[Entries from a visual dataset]
_ _ _

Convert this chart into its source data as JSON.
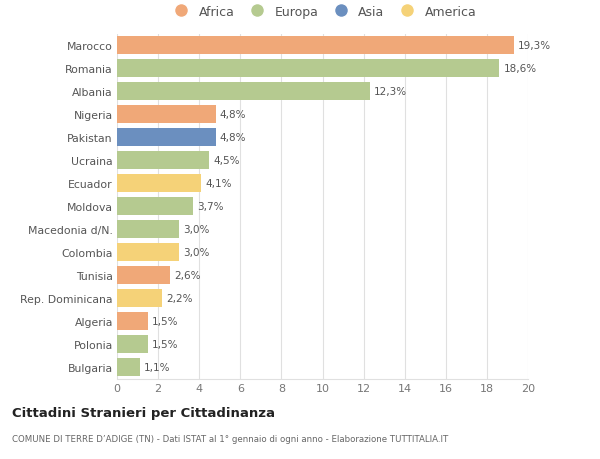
{
  "categories": [
    "Marocco",
    "Romania",
    "Albania",
    "Nigeria",
    "Pakistan",
    "Ucraina",
    "Ecuador",
    "Moldova",
    "Macedonia d/N.",
    "Colombia",
    "Tunisia",
    "Rep. Dominicana",
    "Algeria",
    "Polonia",
    "Bulgaria"
  ],
  "values": [
    19.3,
    18.6,
    12.3,
    4.8,
    4.8,
    4.5,
    4.1,
    3.7,
    3.0,
    3.0,
    2.6,
    2.2,
    1.5,
    1.5,
    1.1
  ],
  "labels": [
    "19,3%",
    "18,6%",
    "12,3%",
    "4,8%",
    "4,8%",
    "4,5%",
    "4,1%",
    "3,7%",
    "3,0%",
    "3,0%",
    "2,6%",
    "2,2%",
    "1,5%",
    "1,5%",
    "1,1%"
  ],
  "continents": [
    "Africa",
    "Europa",
    "Europa",
    "Africa",
    "Asia",
    "Europa",
    "America",
    "Europa",
    "Europa",
    "America",
    "Africa",
    "America",
    "Africa",
    "Europa",
    "Europa"
  ],
  "colors": {
    "Africa": "#F0A878",
    "Europa": "#B5CA90",
    "Asia": "#6B8FBF",
    "America": "#F5D278"
  },
  "legend_order": [
    "Africa",
    "Europa",
    "Asia",
    "America"
  ],
  "xlim": [
    0,
    20
  ],
  "xticks": [
    0,
    2,
    4,
    6,
    8,
    10,
    12,
    14,
    16,
    18,
    20
  ],
  "title": "Cittadini Stranieri per Cittadinanza",
  "subtitle": "COMUNE DI TERRE D’ADIGE (TN) - Dati ISTAT al 1° gennaio di ogni anno - Elaborazione TUTTITALIA.IT",
  "bg_color": "#ffffff",
  "grid_color": "#e0e0e0",
  "bar_height": 0.82
}
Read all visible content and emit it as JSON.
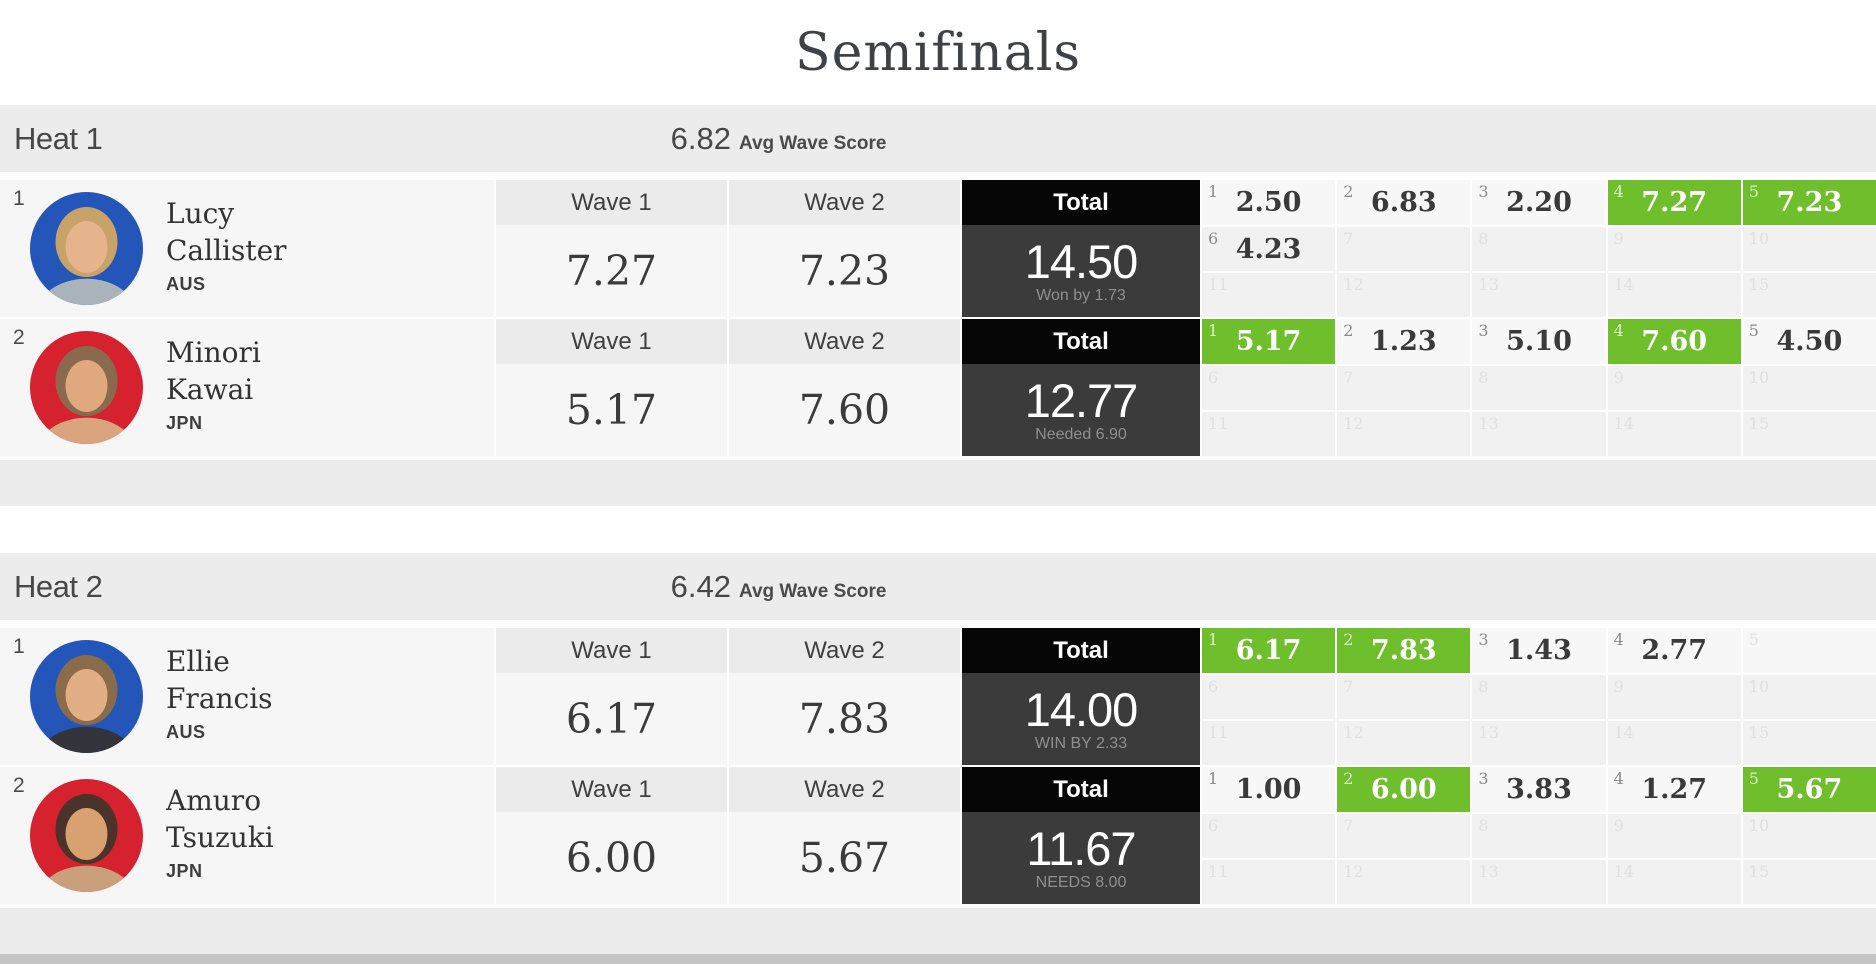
{
  "page": {
    "title": "Semifinals"
  },
  "columns": {
    "wave1": "Wave 1",
    "wave2": "Wave 2",
    "total": "Total"
  },
  "colors": {
    "highlight_green": "#6fbe2c",
    "total_header_bg": "#060606",
    "total_body_bg": "#3b3b3b",
    "header_gray": "#ececec",
    "avatar_blue": "#2356b8",
    "avatar_red": "#d6212e"
  },
  "heats": [
    {
      "label": "Heat 1",
      "avg_score": "6.82",
      "avg_label": "Avg Wave Score",
      "athletes": [
        {
          "place": "1",
          "first_name": "Lucy",
          "last_name": "Callister",
          "country": "AUS",
          "avatar": {
            "bg": "#2356b8",
            "hair": "#c9a268",
            "skin": "#e5b48c",
            "shirt": "#aab3ba"
          },
          "wave1": "7.27",
          "wave2": "7.23",
          "total": "14.50",
          "total_note": "Won by 1.73",
          "waves": [
            {
              "n": "1",
              "v": "2.50",
              "hl": false
            },
            {
              "n": "2",
              "v": "6.83",
              "hl": false
            },
            {
              "n": "3",
              "v": "2.20",
              "hl": false
            },
            {
              "n": "4",
              "v": "7.27",
              "hl": true
            },
            {
              "n": "5",
              "v": "7.23",
              "hl": true
            },
            {
              "n": "6",
              "v": "4.23",
              "hl": false
            },
            {
              "n": "7",
              "v": "",
              "hl": false
            },
            {
              "n": "8",
              "v": "",
              "hl": false
            },
            {
              "n": "9",
              "v": "",
              "hl": false
            },
            {
              "n": "10",
              "v": "",
              "hl": false
            },
            {
              "n": "11",
              "v": "",
              "hl": false
            },
            {
              "n": "12",
              "v": "",
              "hl": false
            },
            {
              "n": "13",
              "v": "",
              "hl": false
            },
            {
              "n": "14",
              "v": "",
              "hl": false
            },
            {
              "n": "15",
              "v": "",
              "hl": false
            }
          ]
        },
        {
          "place": "2",
          "first_name": "Minori",
          "last_name": "Kawai",
          "country": "JPN",
          "avatar": {
            "bg": "#d6212e",
            "hair": "#8a6a4f",
            "skin": "#dfa87e",
            "shirt": "#d9a47e"
          },
          "wave1": "5.17",
          "wave2": "7.60",
          "total": "12.77",
          "total_note": "Needed 6.90",
          "waves": [
            {
              "n": "1",
              "v": "5.17",
              "hl": true
            },
            {
              "n": "2",
              "v": "1.23",
              "hl": false
            },
            {
              "n": "3",
              "v": "5.10",
              "hl": false
            },
            {
              "n": "4",
              "v": "7.60",
              "hl": true
            },
            {
              "n": "5",
              "v": "4.50",
              "hl": false
            },
            {
              "n": "6",
              "v": "",
              "hl": false
            },
            {
              "n": "7",
              "v": "",
              "hl": false
            },
            {
              "n": "8",
              "v": "",
              "hl": false
            },
            {
              "n": "9",
              "v": "",
              "hl": false
            },
            {
              "n": "10",
              "v": "",
              "hl": false
            },
            {
              "n": "11",
              "v": "",
              "hl": false
            },
            {
              "n": "12",
              "v": "",
              "hl": false
            },
            {
              "n": "13",
              "v": "",
              "hl": false
            },
            {
              "n": "14",
              "v": "",
              "hl": false
            },
            {
              "n": "15",
              "v": "",
              "hl": false
            }
          ]
        }
      ]
    },
    {
      "label": "Heat 2",
      "avg_score": "6.42",
      "avg_label": "Avg Wave Score",
      "athletes": [
        {
          "place": "1",
          "first_name": "Ellie",
          "last_name": "Francis",
          "country": "AUS",
          "avatar": {
            "bg": "#2356b8",
            "hair": "#8a6b4a",
            "skin": "#e2ae85",
            "shirt": "#33353c"
          },
          "wave1": "6.17",
          "wave2": "7.83",
          "total": "14.00",
          "total_note": "WIN BY 2.33",
          "waves": [
            {
              "n": "1",
              "v": "6.17",
              "hl": true
            },
            {
              "n": "2",
              "v": "7.83",
              "hl": true
            },
            {
              "n": "3",
              "v": "1.43",
              "hl": false
            },
            {
              "n": "4",
              "v": "2.77",
              "hl": false
            },
            {
              "n": "5",
              "v": "",
              "hl": false
            },
            {
              "n": "6",
              "v": "",
              "hl": false
            },
            {
              "n": "7",
              "v": "",
              "hl": false
            },
            {
              "n": "8",
              "v": "",
              "hl": false
            },
            {
              "n": "9",
              "v": "",
              "hl": false
            },
            {
              "n": "10",
              "v": "",
              "hl": false
            },
            {
              "n": "11",
              "v": "",
              "hl": false
            },
            {
              "n": "12",
              "v": "",
              "hl": false
            },
            {
              "n": "13",
              "v": "",
              "hl": false
            },
            {
              "n": "14",
              "v": "",
              "hl": false
            },
            {
              "n": "15",
              "v": "",
              "hl": false
            }
          ]
        },
        {
          "place": "2",
          "first_name": "Amuro",
          "last_name": "Tsuzuki",
          "country": "JPN",
          "avatar": {
            "bg": "#d6212e",
            "hair": "#4a332a",
            "skin": "#d9a071",
            "shirt": "#caa07c"
          },
          "wave1": "6.00",
          "wave2": "5.67",
          "total": "11.67",
          "total_note": "NEEDS 8.00",
          "waves": [
            {
              "n": "1",
              "v": "1.00",
              "hl": false
            },
            {
              "n": "2",
              "v": "6.00",
              "hl": true
            },
            {
              "n": "3",
              "v": "3.83",
              "hl": false
            },
            {
              "n": "4",
              "v": "1.27",
              "hl": false
            },
            {
              "n": "5",
              "v": "5.67",
              "hl": true
            },
            {
              "n": "6",
              "v": "",
              "hl": false
            },
            {
              "n": "7",
              "v": "",
              "hl": false
            },
            {
              "n": "8",
              "v": "",
              "hl": false
            },
            {
              "n": "9",
              "v": "",
              "hl": false
            },
            {
              "n": "10",
              "v": "",
              "hl": false
            },
            {
              "n": "11",
              "v": "",
              "hl": false
            },
            {
              "n": "12",
              "v": "",
              "hl": false
            },
            {
              "n": "13",
              "v": "",
              "hl": false
            },
            {
              "n": "14",
              "v": "",
              "hl": false
            },
            {
              "n": "15",
              "v": "",
              "hl": false
            }
          ]
        }
      ]
    }
  ]
}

_ _ _

(Task to complete):
Which lines contain "hair"? Show each of them.

(Correct response):
            "hair": "#c9a268",
            "hair": "#8a6a4f",
            "hair": "#8a6b4a",
            "hair": "#4a332a",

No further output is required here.